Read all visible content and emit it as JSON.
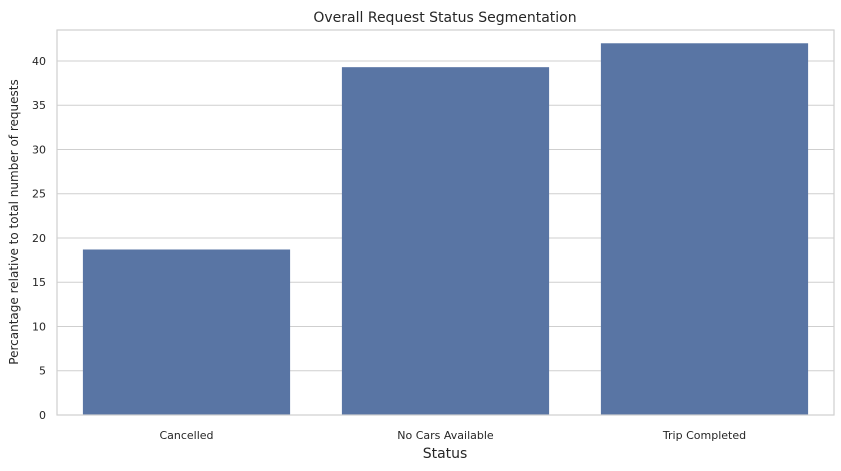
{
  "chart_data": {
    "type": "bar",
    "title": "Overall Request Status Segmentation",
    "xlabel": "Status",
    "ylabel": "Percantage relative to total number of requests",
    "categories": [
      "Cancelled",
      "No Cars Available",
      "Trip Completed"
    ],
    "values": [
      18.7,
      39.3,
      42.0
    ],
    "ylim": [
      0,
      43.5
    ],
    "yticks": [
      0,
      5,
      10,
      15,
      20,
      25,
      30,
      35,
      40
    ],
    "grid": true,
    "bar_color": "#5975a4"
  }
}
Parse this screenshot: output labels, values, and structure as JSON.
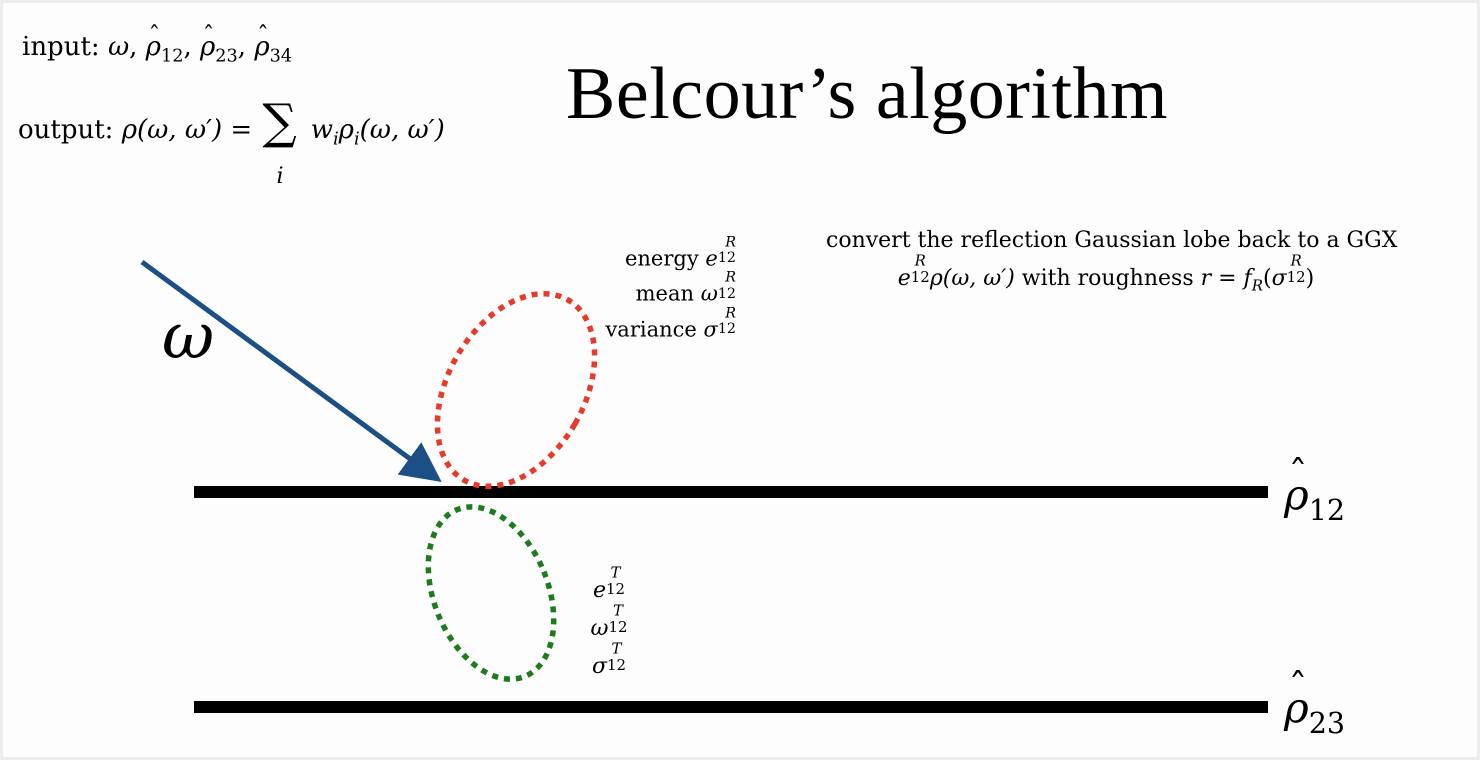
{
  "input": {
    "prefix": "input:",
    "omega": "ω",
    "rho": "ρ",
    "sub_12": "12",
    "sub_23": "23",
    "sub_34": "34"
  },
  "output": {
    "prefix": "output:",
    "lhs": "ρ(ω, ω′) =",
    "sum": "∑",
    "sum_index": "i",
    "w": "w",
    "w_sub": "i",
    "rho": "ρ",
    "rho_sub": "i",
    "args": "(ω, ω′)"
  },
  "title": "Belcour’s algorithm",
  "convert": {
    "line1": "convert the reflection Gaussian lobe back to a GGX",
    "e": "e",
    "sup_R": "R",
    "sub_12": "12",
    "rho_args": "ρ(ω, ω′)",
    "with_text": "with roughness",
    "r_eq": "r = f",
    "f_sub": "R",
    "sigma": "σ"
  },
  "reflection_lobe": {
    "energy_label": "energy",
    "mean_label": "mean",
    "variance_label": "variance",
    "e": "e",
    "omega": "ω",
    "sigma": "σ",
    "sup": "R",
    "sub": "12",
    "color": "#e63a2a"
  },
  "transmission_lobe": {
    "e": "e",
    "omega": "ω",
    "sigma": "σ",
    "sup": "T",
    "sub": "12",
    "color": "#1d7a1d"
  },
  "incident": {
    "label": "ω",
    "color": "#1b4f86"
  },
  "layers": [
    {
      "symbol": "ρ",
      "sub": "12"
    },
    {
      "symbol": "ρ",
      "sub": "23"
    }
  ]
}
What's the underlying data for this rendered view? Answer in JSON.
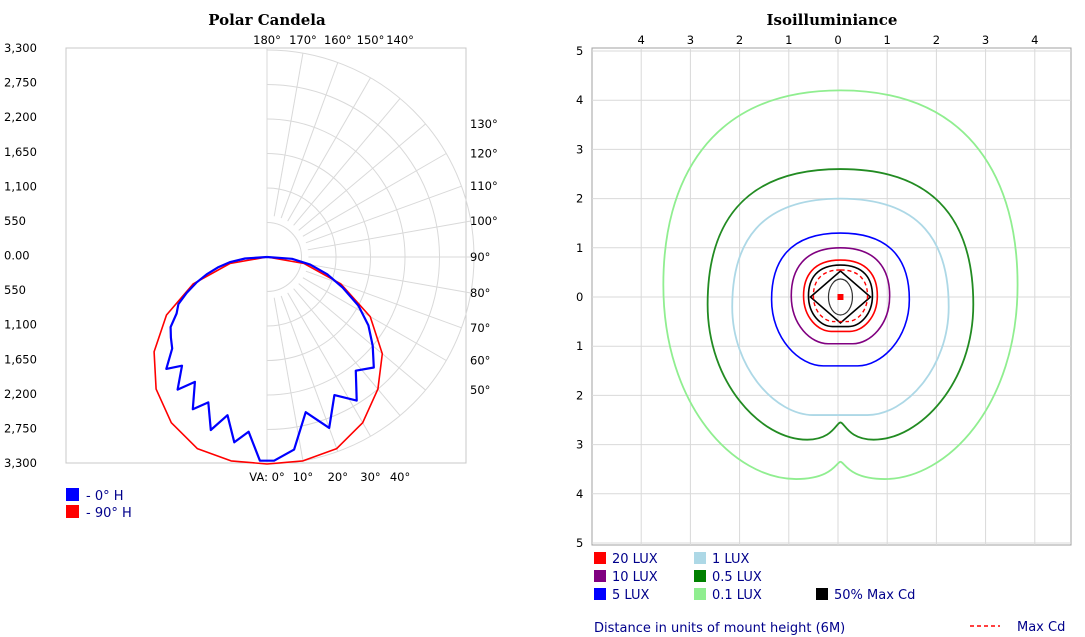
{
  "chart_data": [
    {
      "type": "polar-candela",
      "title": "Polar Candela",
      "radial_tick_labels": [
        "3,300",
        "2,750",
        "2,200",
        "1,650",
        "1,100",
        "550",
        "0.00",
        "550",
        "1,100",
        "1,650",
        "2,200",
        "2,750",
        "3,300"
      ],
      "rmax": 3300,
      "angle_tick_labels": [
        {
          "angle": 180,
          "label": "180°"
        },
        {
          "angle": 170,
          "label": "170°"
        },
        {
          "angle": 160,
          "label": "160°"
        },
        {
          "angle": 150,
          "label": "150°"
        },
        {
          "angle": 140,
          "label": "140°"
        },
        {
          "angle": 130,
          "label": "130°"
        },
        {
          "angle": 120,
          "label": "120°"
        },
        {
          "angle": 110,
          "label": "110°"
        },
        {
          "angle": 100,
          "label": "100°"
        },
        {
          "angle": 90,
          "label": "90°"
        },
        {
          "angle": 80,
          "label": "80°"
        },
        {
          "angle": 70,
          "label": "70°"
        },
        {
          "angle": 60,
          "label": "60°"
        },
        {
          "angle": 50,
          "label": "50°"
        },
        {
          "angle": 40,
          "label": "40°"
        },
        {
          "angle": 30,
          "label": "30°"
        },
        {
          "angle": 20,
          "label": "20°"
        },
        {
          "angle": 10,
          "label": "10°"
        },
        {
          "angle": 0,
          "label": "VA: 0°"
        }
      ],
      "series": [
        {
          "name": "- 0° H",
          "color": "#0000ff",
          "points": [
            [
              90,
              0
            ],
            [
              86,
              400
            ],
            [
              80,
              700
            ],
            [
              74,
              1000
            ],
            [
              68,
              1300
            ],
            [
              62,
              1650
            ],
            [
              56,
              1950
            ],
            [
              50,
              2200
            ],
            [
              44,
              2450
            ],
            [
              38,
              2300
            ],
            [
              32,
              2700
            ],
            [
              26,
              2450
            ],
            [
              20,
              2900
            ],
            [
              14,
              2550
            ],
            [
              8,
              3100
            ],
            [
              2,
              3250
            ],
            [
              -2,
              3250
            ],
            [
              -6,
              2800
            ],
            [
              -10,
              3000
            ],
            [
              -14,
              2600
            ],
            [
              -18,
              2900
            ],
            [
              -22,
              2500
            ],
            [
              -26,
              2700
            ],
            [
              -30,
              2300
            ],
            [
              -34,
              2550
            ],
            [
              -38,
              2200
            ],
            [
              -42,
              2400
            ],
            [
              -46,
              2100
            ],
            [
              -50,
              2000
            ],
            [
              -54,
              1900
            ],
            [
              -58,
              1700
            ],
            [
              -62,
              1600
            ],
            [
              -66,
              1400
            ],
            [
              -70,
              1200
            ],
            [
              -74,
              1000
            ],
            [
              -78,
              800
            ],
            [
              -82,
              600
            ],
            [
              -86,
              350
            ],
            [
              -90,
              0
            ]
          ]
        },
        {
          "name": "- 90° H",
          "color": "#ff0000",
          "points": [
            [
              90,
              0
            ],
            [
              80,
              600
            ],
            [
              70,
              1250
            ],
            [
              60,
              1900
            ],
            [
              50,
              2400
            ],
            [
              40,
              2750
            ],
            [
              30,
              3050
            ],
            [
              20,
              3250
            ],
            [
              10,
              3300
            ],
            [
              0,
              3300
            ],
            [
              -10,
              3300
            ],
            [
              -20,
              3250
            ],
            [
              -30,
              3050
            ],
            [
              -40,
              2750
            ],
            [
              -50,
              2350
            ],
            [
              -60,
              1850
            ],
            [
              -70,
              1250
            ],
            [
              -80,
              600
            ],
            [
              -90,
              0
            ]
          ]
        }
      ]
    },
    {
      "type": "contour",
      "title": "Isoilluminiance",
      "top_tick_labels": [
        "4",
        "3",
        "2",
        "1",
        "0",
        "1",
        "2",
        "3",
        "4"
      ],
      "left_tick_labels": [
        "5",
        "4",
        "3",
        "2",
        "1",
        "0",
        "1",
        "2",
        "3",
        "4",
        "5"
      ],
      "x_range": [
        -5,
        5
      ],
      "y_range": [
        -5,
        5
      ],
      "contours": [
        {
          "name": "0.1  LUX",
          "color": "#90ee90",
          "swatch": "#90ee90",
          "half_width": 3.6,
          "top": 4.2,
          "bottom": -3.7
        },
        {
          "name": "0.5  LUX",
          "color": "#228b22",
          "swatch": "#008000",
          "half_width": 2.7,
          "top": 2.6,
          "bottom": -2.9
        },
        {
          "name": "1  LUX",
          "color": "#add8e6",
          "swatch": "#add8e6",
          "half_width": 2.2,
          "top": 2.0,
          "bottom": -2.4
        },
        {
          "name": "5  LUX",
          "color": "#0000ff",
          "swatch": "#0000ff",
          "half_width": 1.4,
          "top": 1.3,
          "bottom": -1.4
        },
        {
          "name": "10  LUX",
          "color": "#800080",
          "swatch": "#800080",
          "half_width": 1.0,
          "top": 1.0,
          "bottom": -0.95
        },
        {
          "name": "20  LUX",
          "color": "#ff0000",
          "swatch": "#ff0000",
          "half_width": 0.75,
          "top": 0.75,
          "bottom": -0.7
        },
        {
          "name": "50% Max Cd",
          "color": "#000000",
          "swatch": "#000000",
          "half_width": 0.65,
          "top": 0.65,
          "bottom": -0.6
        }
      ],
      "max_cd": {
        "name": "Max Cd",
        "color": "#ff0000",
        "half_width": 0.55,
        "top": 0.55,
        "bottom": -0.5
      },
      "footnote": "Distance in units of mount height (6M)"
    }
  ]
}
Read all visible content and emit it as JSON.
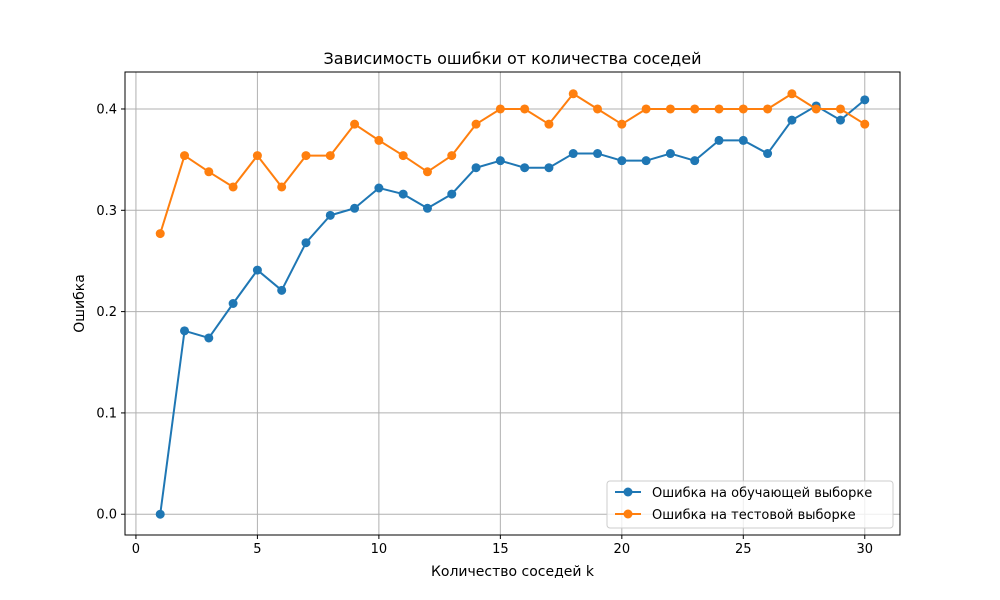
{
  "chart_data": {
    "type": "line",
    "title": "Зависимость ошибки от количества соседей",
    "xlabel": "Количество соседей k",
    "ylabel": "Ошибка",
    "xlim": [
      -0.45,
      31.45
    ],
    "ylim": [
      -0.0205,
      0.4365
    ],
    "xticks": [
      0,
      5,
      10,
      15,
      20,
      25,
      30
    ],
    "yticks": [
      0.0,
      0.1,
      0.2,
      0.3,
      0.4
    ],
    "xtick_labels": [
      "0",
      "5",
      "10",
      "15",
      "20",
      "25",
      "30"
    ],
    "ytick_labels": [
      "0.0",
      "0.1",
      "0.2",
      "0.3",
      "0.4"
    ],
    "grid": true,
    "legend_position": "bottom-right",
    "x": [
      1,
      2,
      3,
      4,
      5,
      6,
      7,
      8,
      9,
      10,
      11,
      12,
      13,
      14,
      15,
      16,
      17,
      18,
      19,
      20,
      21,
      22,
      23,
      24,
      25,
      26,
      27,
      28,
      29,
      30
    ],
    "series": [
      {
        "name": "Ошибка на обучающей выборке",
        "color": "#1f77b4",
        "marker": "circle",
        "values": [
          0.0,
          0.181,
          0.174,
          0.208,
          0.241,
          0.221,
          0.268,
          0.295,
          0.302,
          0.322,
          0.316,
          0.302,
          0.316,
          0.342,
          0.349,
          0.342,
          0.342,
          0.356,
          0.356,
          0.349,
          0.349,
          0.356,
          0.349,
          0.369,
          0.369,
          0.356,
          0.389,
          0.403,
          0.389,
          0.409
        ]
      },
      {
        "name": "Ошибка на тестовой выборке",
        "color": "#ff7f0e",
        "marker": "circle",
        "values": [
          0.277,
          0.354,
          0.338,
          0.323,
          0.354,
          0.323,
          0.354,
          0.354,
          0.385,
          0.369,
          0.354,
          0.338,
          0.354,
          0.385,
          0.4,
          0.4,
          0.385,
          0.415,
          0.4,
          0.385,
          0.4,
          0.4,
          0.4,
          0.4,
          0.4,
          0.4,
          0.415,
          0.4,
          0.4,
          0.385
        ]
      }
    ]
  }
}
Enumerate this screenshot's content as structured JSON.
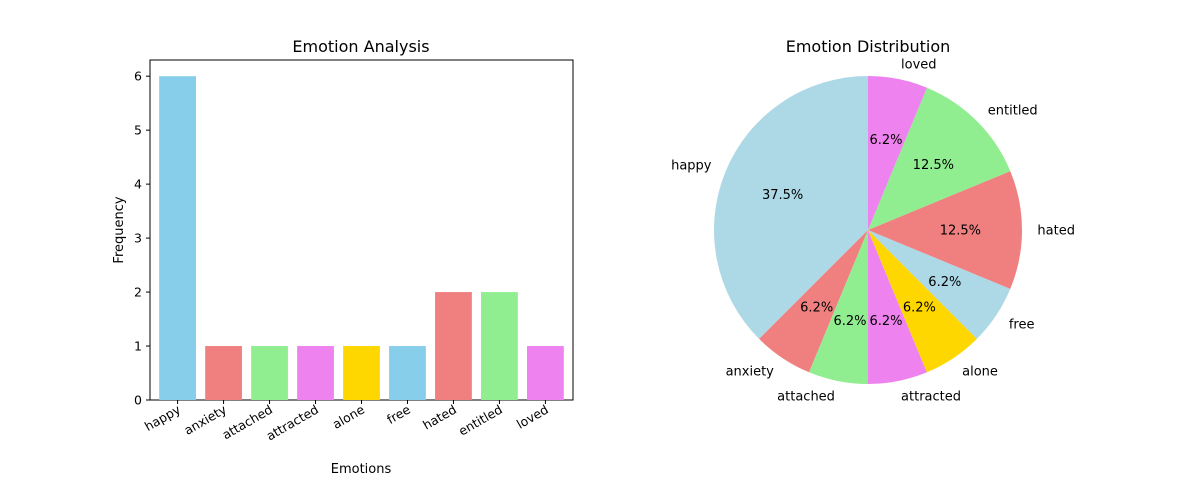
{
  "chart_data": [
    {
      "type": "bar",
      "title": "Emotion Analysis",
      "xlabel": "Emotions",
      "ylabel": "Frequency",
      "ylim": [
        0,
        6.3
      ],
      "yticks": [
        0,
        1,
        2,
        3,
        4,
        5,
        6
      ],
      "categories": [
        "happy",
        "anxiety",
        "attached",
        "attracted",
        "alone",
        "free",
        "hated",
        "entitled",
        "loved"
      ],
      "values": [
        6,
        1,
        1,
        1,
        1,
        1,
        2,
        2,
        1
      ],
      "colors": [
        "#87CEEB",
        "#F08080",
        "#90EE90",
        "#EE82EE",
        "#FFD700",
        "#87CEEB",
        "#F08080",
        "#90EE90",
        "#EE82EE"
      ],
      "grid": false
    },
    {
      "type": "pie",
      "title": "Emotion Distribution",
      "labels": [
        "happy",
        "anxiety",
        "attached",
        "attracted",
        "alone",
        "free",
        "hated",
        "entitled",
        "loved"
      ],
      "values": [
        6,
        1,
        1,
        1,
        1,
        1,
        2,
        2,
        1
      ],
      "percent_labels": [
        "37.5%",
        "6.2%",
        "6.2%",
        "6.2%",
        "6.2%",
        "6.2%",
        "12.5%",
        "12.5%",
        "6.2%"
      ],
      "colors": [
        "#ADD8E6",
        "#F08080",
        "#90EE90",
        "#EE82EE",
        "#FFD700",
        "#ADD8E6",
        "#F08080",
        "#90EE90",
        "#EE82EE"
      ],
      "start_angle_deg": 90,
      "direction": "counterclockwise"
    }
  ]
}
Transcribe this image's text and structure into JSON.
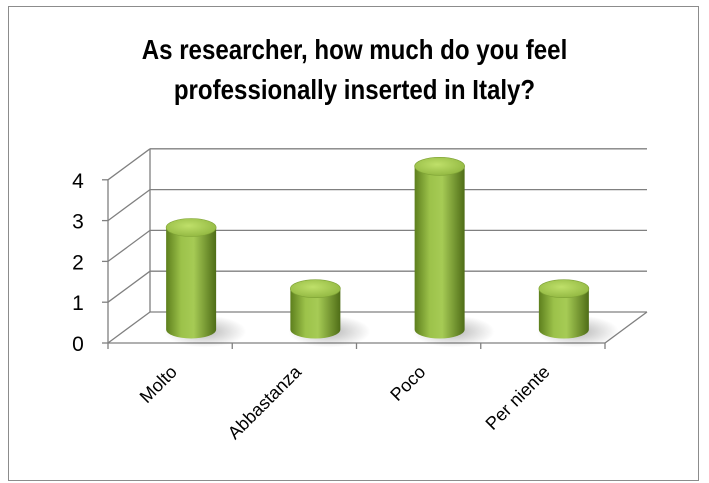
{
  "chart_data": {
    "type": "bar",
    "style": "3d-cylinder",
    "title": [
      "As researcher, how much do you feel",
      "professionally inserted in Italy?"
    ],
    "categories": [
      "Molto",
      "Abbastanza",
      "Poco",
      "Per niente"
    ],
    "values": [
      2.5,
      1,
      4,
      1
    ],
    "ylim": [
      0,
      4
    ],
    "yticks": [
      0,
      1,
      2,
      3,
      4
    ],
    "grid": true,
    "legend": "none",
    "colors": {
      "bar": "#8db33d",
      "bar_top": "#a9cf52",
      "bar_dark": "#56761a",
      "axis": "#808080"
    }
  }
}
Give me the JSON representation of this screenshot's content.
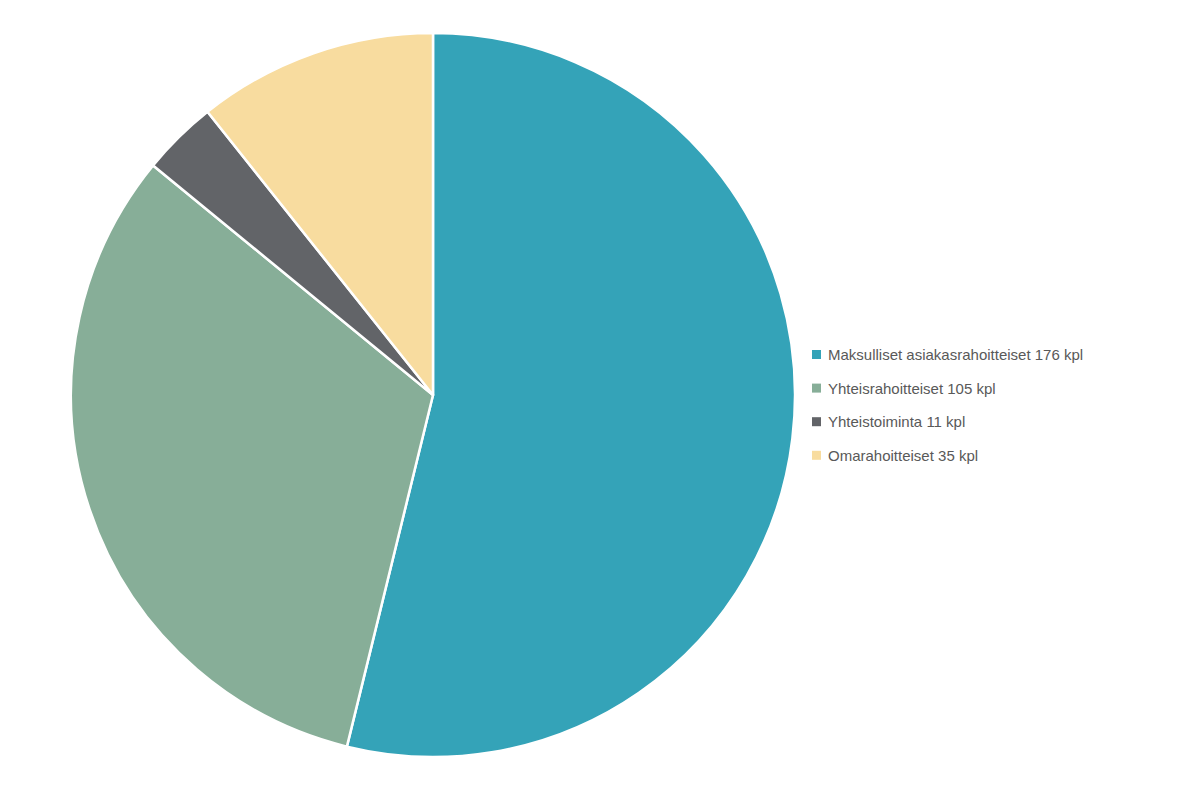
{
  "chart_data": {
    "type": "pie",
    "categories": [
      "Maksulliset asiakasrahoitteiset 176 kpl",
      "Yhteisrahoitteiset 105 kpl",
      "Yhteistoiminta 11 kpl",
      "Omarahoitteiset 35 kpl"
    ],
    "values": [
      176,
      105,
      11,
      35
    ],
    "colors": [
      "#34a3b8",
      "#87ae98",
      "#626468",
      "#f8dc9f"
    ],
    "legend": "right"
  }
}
-------------------------
What to produce:
Gather up the lines that contain the word "ylabel".

Completed exercise:
    "ylabel": "Percantage relative to total number of requests",
    "ylabel": "Ошибка",
      "ylabel": "Frequency",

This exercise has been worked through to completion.